(Dataset records)
□ □ □ □ □ □ □
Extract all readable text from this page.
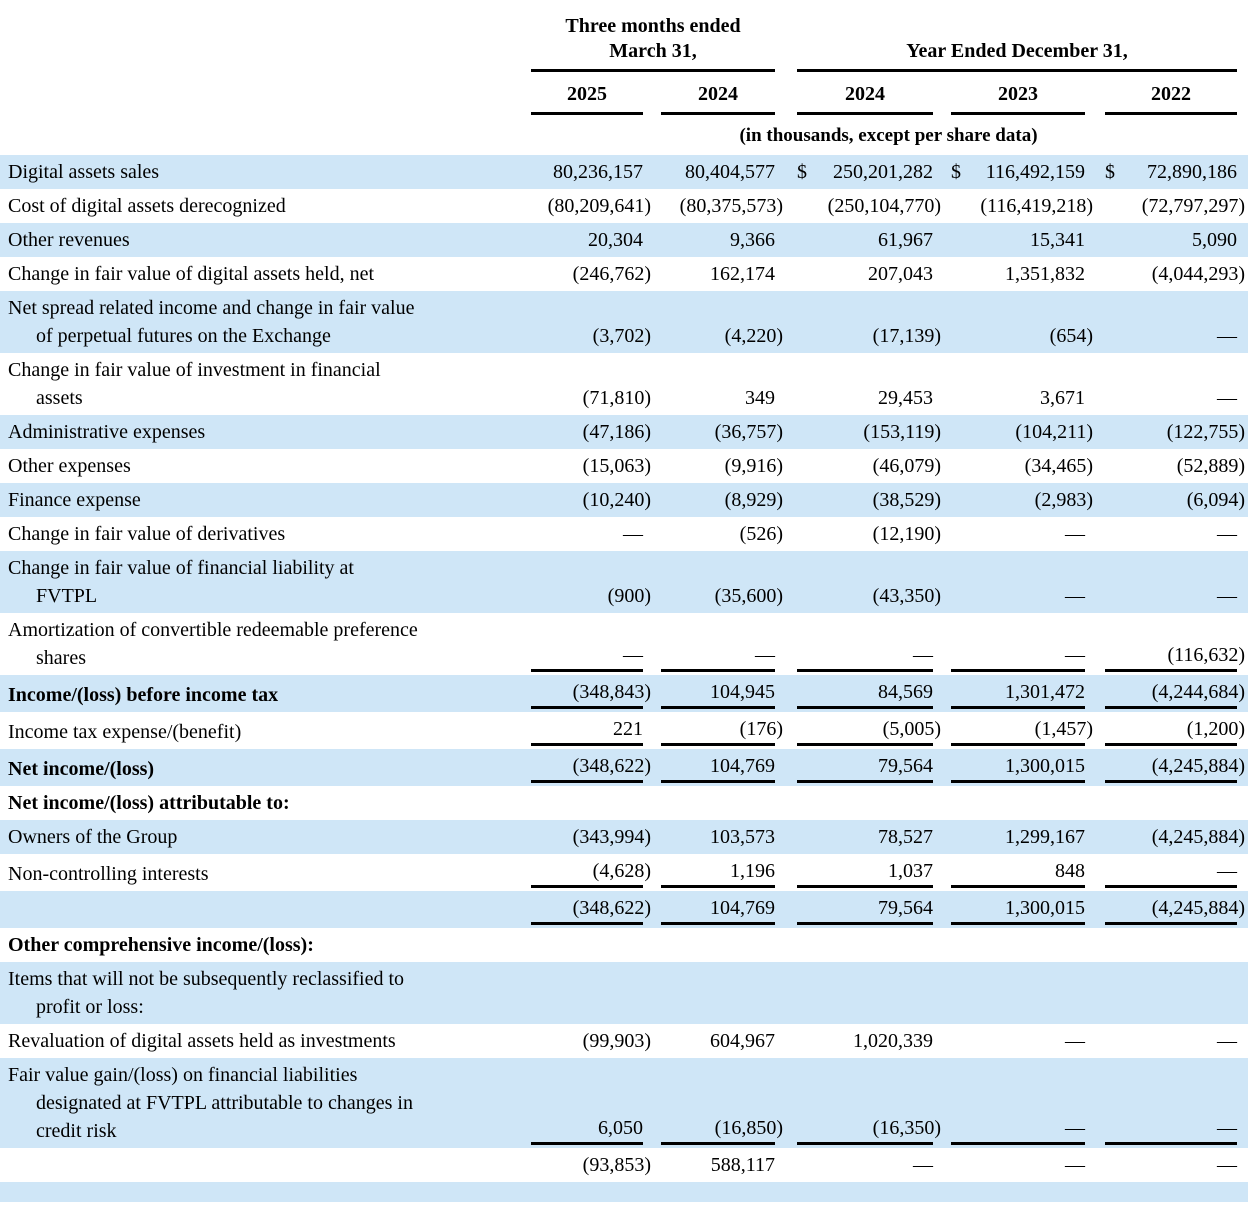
	Three months ended
March 31,		Year Ended December 31,		

	2025	2024	2024	2023	2022

	(in thousands, except per share data)				

Digital assets sales	80,236,157	80,404,577	$ 250,201,282	$ 116,492,159	$ 72,890,186

Cost of digital assets derecognized	(80,209,641)	(80,375,573)	(250,104,770)	(116,419,218)	(72,797,297)

Other revenues	20,304	9,366	61,967	15,341	5,090

Change in fair value of digital assets held, net	(246,762)	162,174	207,043	1,351,832	(4,044,293)

Net spread related income and change in fair value
of perpetual futures on the Exchange	(3,702)	(4,220)	(17,139)	(654)	—

Change in fair value of investment in financial
assets	(71,810)	349	29,453	3,671	—

Administrative expenses	(47,186)	(36,757)	(153,119)	(104,211)	(122,755)

Other expenses	(15,063)	(9,916)	(46,079)	(34,465)	(52,889)

Finance expense	(10,240)	(8,929)	(38,529)	(2,983)	(6,094)

Change in fair value of derivatives	—	(526)	(12,190)	—	—

Change in fair value of financial liability at
FVTPL	(900)	(35,600)	(43,350)	—	—

Amortization of convertible redeemable preference
shares	—	—	—	—	(116,632)

Income/(loss) before income tax	(348,843)	104,945	84,569	1,301,472	(4,244,684)

Income tax expense/(benefit)	221	(176)	(5,005)	(1,457)	(1,200)

Net income/(loss)	(348,622)	104,769	79,564	1,300,015	(4,245,884)

Net income/(loss) attributable to:					

Owners of the Group	(343,994)	103,573	78,527	1,299,167	(4,245,884)

Non-controlling interests	(4,628)	1,196	1,037	848	—

	(348,622)	104,769	79,564	1,300,015	(4,245,884)

Other comprehensive income/(loss):					

Items that will not be subsequently reclassified to
profit or loss:					

Revaluation of digital assets held as investments	(99,903)	604,967	1,020,339	—	—

Fair value gain/(loss) on financial liabilities
designated at FVTPL attributable to changes in
credit risk	6,050	(16,850)	(16,350)	—	—

	(93,853)	588,117	—	—	—
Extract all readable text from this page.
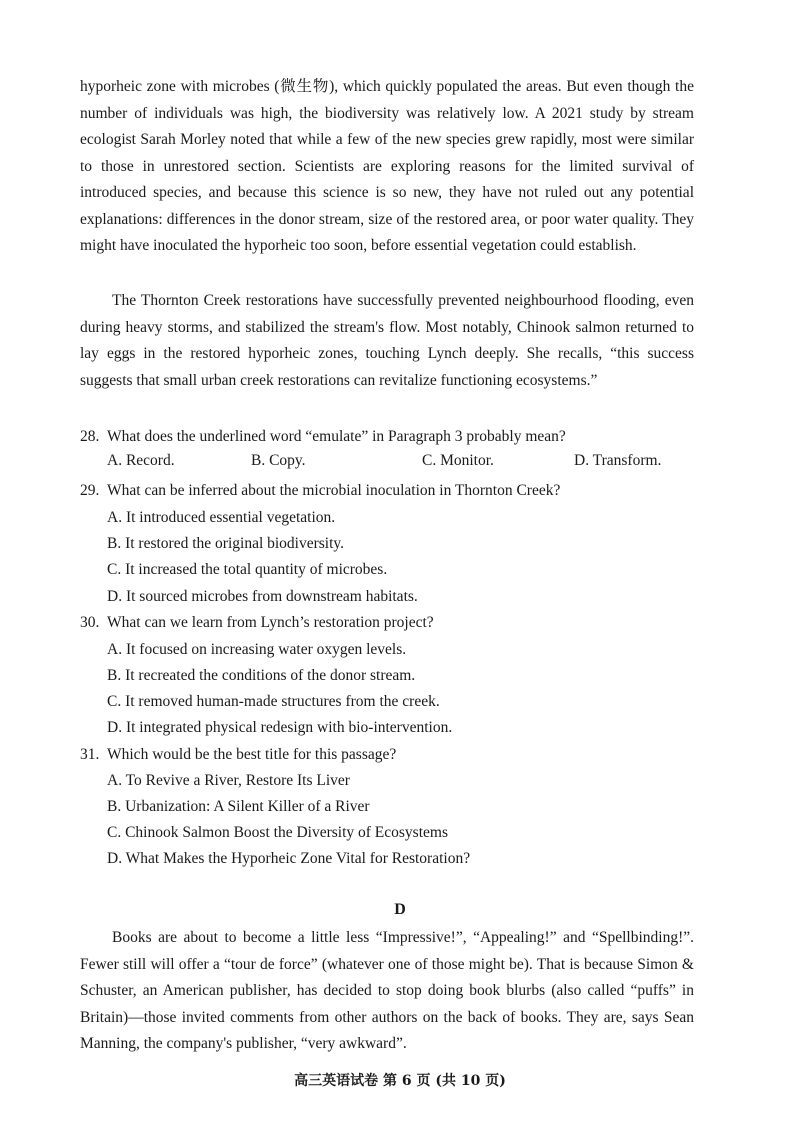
hyporheic zone with microbes (微生物), which quickly populated the areas. But even though the number of individuals was high, the biodiversity was relatively low. A 2021 study by stream ecologist Sarah Morley noted that while a few of the new species grew rapidly, most were similar to those in unrestored section. Scientists are exploring reasons for the limited survival of introduced species, and because this science is so new, they have not ruled out any potential explanations: differences in the donor stream, size of the restored area, or poor water quality. They might have inoculated the hyporheic too soon, before essential vegetation could establish.
The Thornton Creek restorations have successfully prevented neighbourhood flooding, even during heavy storms, and stabilized the stream's flow. Most notably, Chinook salmon returned to lay eggs in the restored hyporheic zones, touching Lynch deeply. She recalls, “this success suggests that small urban creek restorations can revitalize functioning ecosystems.”
28. What does the underlined word “emulate” in Paragraph 3 probably mean?
A. Record.	B. Copy.	C. Monitor.	D. Transform.
29. What can be inferred about the microbial inoculation in Thornton Creek?
A. It introduced essential vegetation.
B. It restored the original biodiversity.
C. It increased the total quantity of microbes.
D. It sourced microbes from downstream habitats.
30. What can we learn from Lynch’s restoration project?
A. It focused on increasing water oxygen levels.
B. It recreated the conditions of the donor stream.
C. It removed human-made structures from the creek.
D. It integrated physical redesign with bio-intervention.
31. Which would be the best title for this passage?
A. To Revive a River, Restore Its Liver
B. Urbanization: A Silent Killer of a River
C. Chinook Salmon Boost the Diversity of Ecosystems
D. What Makes the Hyporheic Zone Vital for Restoration?
D
Books are about to become a little less “Impressive!”, “Appealing!” and “Spellbinding!”. Fewer still will offer a “tour de force” (whatever one of those might be). That is because Simon & Schuster, an American publisher, has decided to stop doing book blurbs (also called “puffs” in Britain)—those invited comments from other authors on the back of books. They are, says Sean Manning, the company's publisher, “very awkward”.
高三英语试卷 第 6 页 (共 10 页)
□ □ □ □ □ □ □
What to produce. In the records above, how many lines hold the string "from"? Reply with only the number.

Task solution. 6